▶ **Directive**:
Will you output the entries below exactly, skipping every image they contain?

(Entries with figure data)
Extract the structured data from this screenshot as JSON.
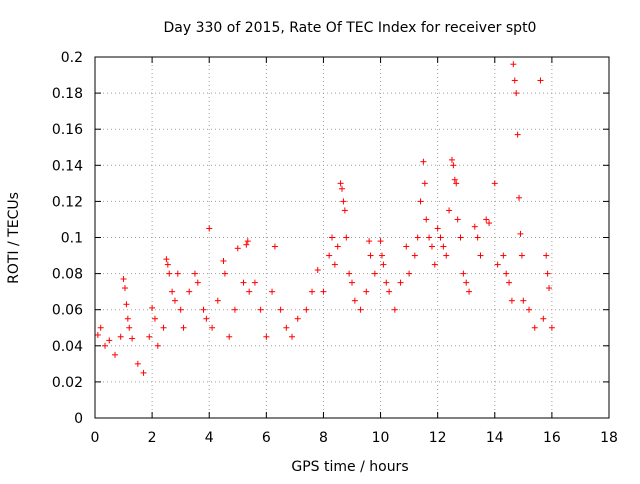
{
  "chart_data": {
    "type": "scatter",
    "title": "Day 330 of 2015, Rate Of TEC Index for receiver spt0",
    "xlabel": "GPS time / hours",
    "ylabel": "ROTI / TECUs",
    "xlim": [
      0,
      18
    ],
    "ylim": [
      0,
      0.2
    ],
    "x_ticks": [
      0,
      2,
      4,
      6,
      8,
      10,
      12,
      14,
      16,
      18
    ],
    "x_tick_labels": [
      "0",
      "2",
      "4",
      "6",
      "8",
      "10",
      "12",
      "14",
      "16",
      "18"
    ],
    "y_ticks": [
      0,
      0.02,
      0.04,
      0.06,
      0.08,
      0.1,
      0.12,
      0.14,
      0.16,
      0.18,
      0.2
    ],
    "y_tick_labels": [
      "0",
      "0.02",
      "0.04",
      "0.06",
      "0.08",
      "0.1",
      "0.12",
      "0.14",
      "0.16",
      "0.18",
      "0.2"
    ],
    "grid": true,
    "marker": "+",
    "marker_color": "#ff0000",
    "series": [
      {
        "name": "ROTI",
        "points": [
          [
            0.1,
            0.046
          ],
          [
            0.2,
            0.05
          ],
          [
            0.35,
            0.04
          ],
          [
            0.5,
            0.043
          ],
          [
            0.7,
            0.035
          ],
          [
            0.9,
            0.045
          ],
          [
            1.0,
            0.077
          ],
          [
            1.05,
            0.072
          ],
          [
            1.1,
            0.063
          ],
          [
            1.15,
            0.055
          ],
          [
            1.2,
            0.05
          ],
          [
            1.3,
            0.044
          ],
          [
            1.5,
            0.03
          ],
          [
            1.7,
            0.025
          ],
          [
            1.9,
            0.045
          ],
          [
            2.0,
            0.061
          ],
          [
            2.1,
            0.055
          ],
          [
            2.2,
            0.04
          ],
          [
            2.4,
            0.05
          ],
          [
            2.5,
            0.088
          ],
          [
            2.55,
            0.085
          ],
          [
            2.6,
            0.08
          ],
          [
            2.7,
            0.07
          ],
          [
            2.8,
            0.065
          ],
          [
            2.9,
            0.08
          ],
          [
            3.0,
            0.06
          ],
          [
            3.1,
            0.05
          ],
          [
            3.3,
            0.07
          ],
          [
            3.5,
            0.08
          ],
          [
            3.6,
            0.075
          ],
          [
            3.8,
            0.06
          ],
          [
            3.9,
            0.055
          ],
          [
            4.0,
            0.105
          ],
          [
            4.1,
            0.05
          ],
          [
            4.3,
            0.065
          ],
          [
            4.5,
            0.087
          ],
          [
            4.55,
            0.08
          ],
          [
            4.7,
            0.045
          ],
          [
            4.9,
            0.06
          ],
          [
            5.0,
            0.094
          ],
          [
            5.2,
            0.075
          ],
          [
            5.3,
            0.096
          ],
          [
            5.35,
            0.098
          ],
          [
            5.4,
            0.07
          ],
          [
            5.6,
            0.075
          ],
          [
            5.8,
            0.06
          ],
          [
            6.0,
            0.045
          ],
          [
            6.2,
            0.07
          ],
          [
            6.3,
            0.095
          ],
          [
            6.5,
            0.06
          ],
          [
            6.7,
            0.05
          ],
          [
            6.9,
            0.045
          ],
          [
            7.1,
            0.055
          ],
          [
            7.4,
            0.06
          ],
          [
            7.6,
            0.07
          ],
          [
            7.8,
            0.082
          ],
          [
            8.0,
            0.07
          ],
          [
            8.2,
            0.09
          ],
          [
            8.3,
            0.1
          ],
          [
            8.4,
            0.085
          ],
          [
            8.5,
            0.095
          ],
          [
            8.6,
            0.13
          ],
          [
            8.65,
            0.127
          ],
          [
            8.7,
            0.12
          ],
          [
            8.75,
            0.115
          ],
          [
            8.8,
            0.1
          ],
          [
            8.9,
            0.08
          ],
          [
            9.0,
            0.075
          ],
          [
            9.1,
            0.065
          ],
          [
            9.3,
            0.06
          ],
          [
            9.5,
            0.07
          ],
          [
            9.6,
            0.098
          ],
          [
            9.65,
            0.09
          ],
          [
            9.8,
            0.08
          ],
          [
            10.0,
            0.098
          ],
          [
            10.05,
            0.09
          ],
          [
            10.1,
            0.085
          ],
          [
            10.2,
            0.075
          ],
          [
            10.3,
            0.07
          ],
          [
            10.5,
            0.06
          ],
          [
            10.7,
            0.075
          ],
          [
            10.9,
            0.095
          ],
          [
            11.0,
            0.08
          ],
          [
            11.2,
            0.09
          ],
          [
            11.3,
            0.1
          ],
          [
            11.4,
            0.12
          ],
          [
            11.5,
            0.142
          ],
          [
            11.55,
            0.13
          ],
          [
            11.6,
            0.11
          ],
          [
            11.7,
            0.1
          ],
          [
            11.8,
            0.095
          ],
          [
            11.9,
            0.085
          ],
          [
            12.0,
            0.105
          ],
          [
            12.1,
            0.1
          ],
          [
            12.2,
            0.095
          ],
          [
            12.3,
            0.09
          ],
          [
            12.4,
            0.115
          ],
          [
            12.5,
            0.143
          ],
          [
            12.55,
            0.14
          ],
          [
            12.6,
            0.132
          ],
          [
            12.65,
            0.13
          ],
          [
            12.7,
            0.11
          ],
          [
            12.8,
            0.1
          ],
          [
            12.9,
            0.08
          ],
          [
            13.0,
            0.075
          ],
          [
            13.1,
            0.07
          ],
          [
            13.3,
            0.106
          ],
          [
            13.4,
            0.1
          ],
          [
            13.5,
            0.09
          ],
          [
            13.7,
            0.11
          ],
          [
            13.8,
            0.108
          ],
          [
            14.0,
            0.13
          ],
          [
            14.1,
            0.085
          ],
          [
            14.3,
            0.09
          ],
          [
            14.4,
            0.08
          ],
          [
            14.5,
            0.075
          ],
          [
            14.6,
            0.065
          ],
          [
            14.65,
            0.196
          ],
          [
            14.7,
            0.187
          ],
          [
            14.75,
            0.18
          ],
          [
            14.8,
            0.157
          ],
          [
            14.85,
            0.122
          ],
          [
            14.9,
            0.102
          ],
          [
            14.95,
            0.09
          ],
          [
            15.0,
            0.065
          ],
          [
            15.2,
            0.06
          ],
          [
            15.4,
            0.05
          ],
          [
            15.6,
            0.187
          ],
          [
            15.7,
            0.055
          ],
          [
            15.8,
            0.09
          ],
          [
            15.85,
            0.08
          ],
          [
            15.9,
            0.072
          ],
          [
            16.0,
            0.05
          ]
        ]
      }
    ]
  }
}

▶ **Problem solution**:
Extract the structured data from this screenshot as JSON.
{
  "chart_data": {
    "type": "scatter",
    "title": "Day 330 of 2015, Rate Of TEC Index for receiver spt0",
    "xlabel": "GPS time / hours",
    "ylabel": "ROTI / TECUs",
    "xlim": [
      0,
      18
    ],
    "ylim": [
      0,
      0.2
    ],
    "x_ticks": [
      0,
      2,
      4,
      6,
      8,
      10,
      12,
      14,
      16,
      18
    ],
    "x_tick_labels": [
      "0",
      "2",
      "4",
      "6",
      "8",
      "10",
      "12",
      "14",
      "16",
      "18"
    ],
    "y_ticks": [
      0,
      0.02,
      0.04,
      0.06,
      0.08,
      0.1,
      0.12,
      0.14,
      0.16,
      0.18,
      0.2
    ],
    "y_tick_labels": [
      "0",
      "0.02",
      "0.04",
      "0.06",
      "0.08",
      "0.1",
      "0.12",
      "0.14",
      "0.16",
      "0.18",
      "0.2"
    ],
    "grid": true,
    "marker": "+",
    "marker_color": "#ff0000",
    "series": [
      {
        "name": "ROTI",
        "points": [
          [
            0.1,
            0.046
          ],
          [
            0.2,
            0.05
          ],
          [
            0.35,
            0.04
          ],
          [
            0.5,
            0.043
          ],
          [
            0.7,
            0.035
          ],
          [
            0.9,
            0.045
          ],
          [
            1.0,
            0.077
          ],
          [
            1.05,
            0.072
          ],
          [
            1.1,
            0.063
          ],
          [
            1.15,
            0.055
          ],
          [
            1.2,
            0.05
          ],
          [
            1.3,
            0.044
          ],
          [
            1.5,
            0.03
          ],
          [
            1.7,
            0.025
          ],
          [
            1.9,
            0.045
          ],
          [
            2.0,
            0.061
          ],
          [
            2.1,
            0.055
          ],
          [
            2.2,
            0.04
          ],
          [
            2.4,
            0.05
          ],
          [
            2.5,
            0.088
          ],
          [
            2.55,
            0.085
          ],
          [
            2.6,
            0.08
          ],
          [
            2.7,
            0.07
          ],
          [
            2.8,
            0.065
          ],
          [
            2.9,
            0.08
          ],
          [
            3.0,
            0.06
          ],
          [
            3.1,
            0.05
          ],
          [
            3.3,
            0.07
          ],
          [
            3.5,
            0.08
          ],
          [
            3.6,
            0.075
          ],
          [
            3.8,
            0.06
          ],
          [
            3.9,
            0.055
          ],
          [
            4.0,
            0.105
          ],
          [
            4.1,
            0.05
          ],
          [
            4.3,
            0.065
          ],
          [
            4.5,
            0.087
          ],
          [
            4.55,
            0.08
          ],
          [
            4.7,
            0.045
          ],
          [
            4.9,
            0.06
          ],
          [
            5.0,
            0.094
          ],
          [
            5.2,
            0.075
          ],
          [
            5.3,
            0.096
          ],
          [
            5.35,
            0.098
          ],
          [
            5.4,
            0.07
          ],
          [
            5.6,
            0.075
          ],
          [
            5.8,
            0.06
          ],
          [
            6.0,
            0.045
          ],
          [
            6.2,
            0.07
          ],
          [
            6.3,
            0.095
          ],
          [
            6.5,
            0.06
          ],
          [
            6.7,
            0.05
          ],
          [
            6.9,
            0.045
          ],
          [
            7.1,
            0.055
          ],
          [
            7.4,
            0.06
          ],
          [
            7.6,
            0.07
          ],
          [
            7.8,
            0.082
          ],
          [
            8.0,
            0.07
          ],
          [
            8.2,
            0.09
          ],
          [
            8.3,
            0.1
          ],
          [
            8.4,
            0.085
          ],
          [
            8.5,
            0.095
          ],
          [
            8.6,
            0.13
          ],
          [
            8.65,
            0.127
          ],
          [
            8.7,
            0.12
          ],
          [
            8.75,
            0.115
          ],
          [
            8.8,
            0.1
          ],
          [
            8.9,
            0.08
          ],
          [
            9.0,
            0.075
          ],
          [
            9.1,
            0.065
          ],
          [
            9.3,
            0.06
          ],
          [
            9.5,
            0.07
          ],
          [
            9.6,
            0.098
          ],
          [
            9.65,
            0.09
          ],
          [
            9.8,
            0.08
          ],
          [
            10.0,
            0.098
          ],
          [
            10.05,
            0.09
          ],
          [
            10.1,
            0.085
          ],
          [
            10.2,
            0.075
          ],
          [
            10.3,
            0.07
          ],
          [
            10.5,
            0.06
          ],
          [
            10.7,
            0.075
          ],
          [
            10.9,
            0.095
          ],
          [
            11.0,
            0.08
          ],
          [
            11.2,
            0.09
          ],
          [
            11.3,
            0.1
          ],
          [
            11.4,
            0.12
          ],
          [
            11.5,
            0.142
          ],
          [
            11.55,
            0.13
          ],
          [
            11.6,
            0.11
          ],
          [
            11.7,
            0.1
          ],
          [
            11.8,
            0.095
          ],
          [
            11.9,
            0.085
          ],
          [
            12.0,
            0.105
          ],
          [
            12.1,
            0.1
          ],
          [
            12.2,
            0.095
          ],
          [
            12.3,
            0.09
          ],
          [
            12.4,
            0.115
          ],
          [
            12.5,
            0.143
          ],
          [
            12.55,
            0.14
          ],
          [
            12.6,
            0.132
          ],
          [
            12.65,
            0.13
          ],
          [
            12.7,
            0.11
          ],
          [
            12.8,
            0.1
          ],
          [
            12.9,
            0.08
          ],
          [
            13.0,
            0.075
          ],
          [
            13.1,
            0.07
          ],
          [
            13.3,
            0.106
          ],
          [
            13.4,
            0.1
          ],
          [
            13.5,
            0.09
          ],
          [
            13.7,
            0.11
          ],
          [
            13.8,
            0.108
          ],
          [
            14.0,
            0.13
          ],
          [
            14.1,
            0.085
          ],
          [
            14.3,
            0.09
          ],
          [
            14.4,
            0.08
          ],
          [
            14.5,
            0.075
          ],
          [
            14.6,
            0.065
          ],
          [
            14.65,
            0.196
          ],
          [
            14.7,
            0.187
          ],
          [
            14.75,
            0.18
          ],
          [
            14.8,
            0.157
          ],
          [
            14.85,
            0.122
          ],
          [
            14.9,
            0.102
          ],
          [
            14.95,
            0.09
          ],
          [
            15.0,
            0.065
          ],
          [
            15.2,
            0.06
          ],
          [
            15.4,
            0.05
          ],
          [
            15.6,
            0.187
          ],
          [
            15.7,
            0.055
          ],
          [
            15.8,
            0.09
          ],
          [
            15.85,
            0.08
          ],
          [
            15.9,
            0.072
          ],
          [
            16.0,
            0.05
          ]
        ]
      }
    ]
  }
}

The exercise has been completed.